» SÉRIE DE TÂCHES:
1. D'après le texte sur Pierre Yovanovitch à Bruxelles, en quelle année l'ancienne patinoire devenue La Patinoire Royale a-t-elle été construite ?
2. Poursuivez le texte sur Pierre Yovanovitch à Bruxelles à partir de sa dernière phrase.

» TEXTE PRÉSENTÉ:
━━━━━━━━━━━━━━━━
Pierre Yovanovitch métamorphose un hôtel de maître à Bruxelles

La première vente aux enchères à Bruxelles de la maison française Piasa aura lieu le 26 juin à La Patinoire Royale, dont le bâtiment comme la scénographie sont signés Pierre Yovanovitch. La dernière oeuvre d'art totale dans la capitale de l'architecte d'intérieur parisien est un hôtel de maître qui mêle l'art à la couleur avec un savoir-faire sophistiqué.

Pierre Yovanovitch n'est plus inconnu à Bruxelles. En 2015, l'architecte d'intérieur français avait fait de La Patinoire Royale la plus grande galerie d'art du pays. Depuis, l'ancienne patinoire pour patins à roulettes construite en 1877, propriété de Valérie Bach et de son époux, Philippe Austruy, propose un ambitieux programme d'expositions-vente, souvent de niveau muséal. L'espace se prête également à des expositions ou événements de tiers. La maison de ventes aux enchères parisienne Piasa a, elle aussi, trouvé le chemin de Bruxelles et compte désormais organiser trois fois par an une vente aux enchères à La Patinoire Royale. La première est placée sous le signe du design scandinave, brésilien et américain et du verre vénitien.
━━━━━━━━━━━━━━━━
» DONNÉES:

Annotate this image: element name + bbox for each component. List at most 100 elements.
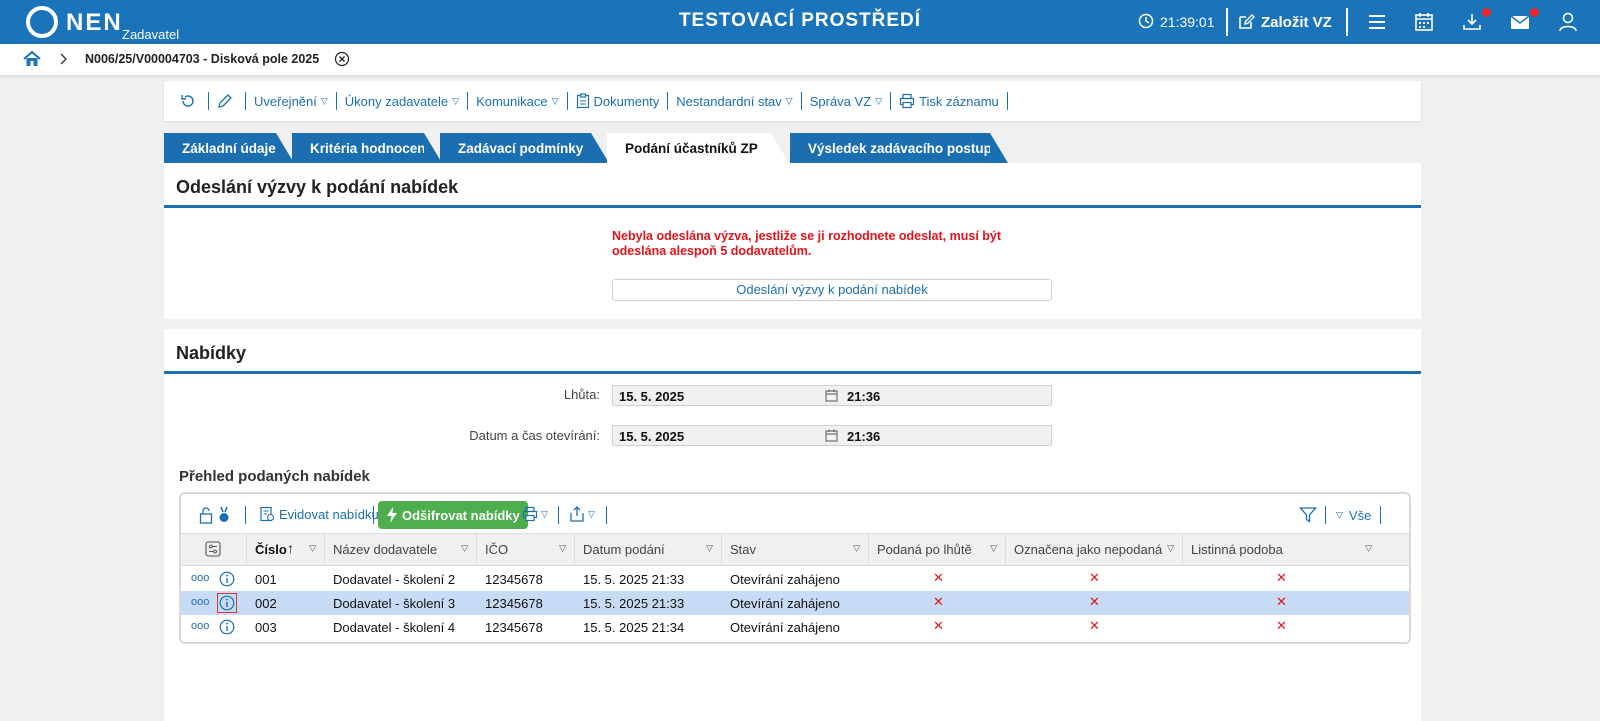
━━━━━━━━━━━━━━━━
» RÉPONSES:
1. Elle a été construite en 1877.

2.
La première vente aux enchères de design, qui aura lieu le 26 juin, sera aussi un retour aux sources pour Yovanovitch et son équipe de 30 personnes: en effet, ce sont eux qui ont conçu la scénographie des journées d'exposition. "C'est une architecture temporaire qui doit créer de l'impact", précise l'architecte d'intérieur parisien. "Nous avons procédé de manière un peu plus théâtrale, ludique et audacieuse que pour une habitation privée."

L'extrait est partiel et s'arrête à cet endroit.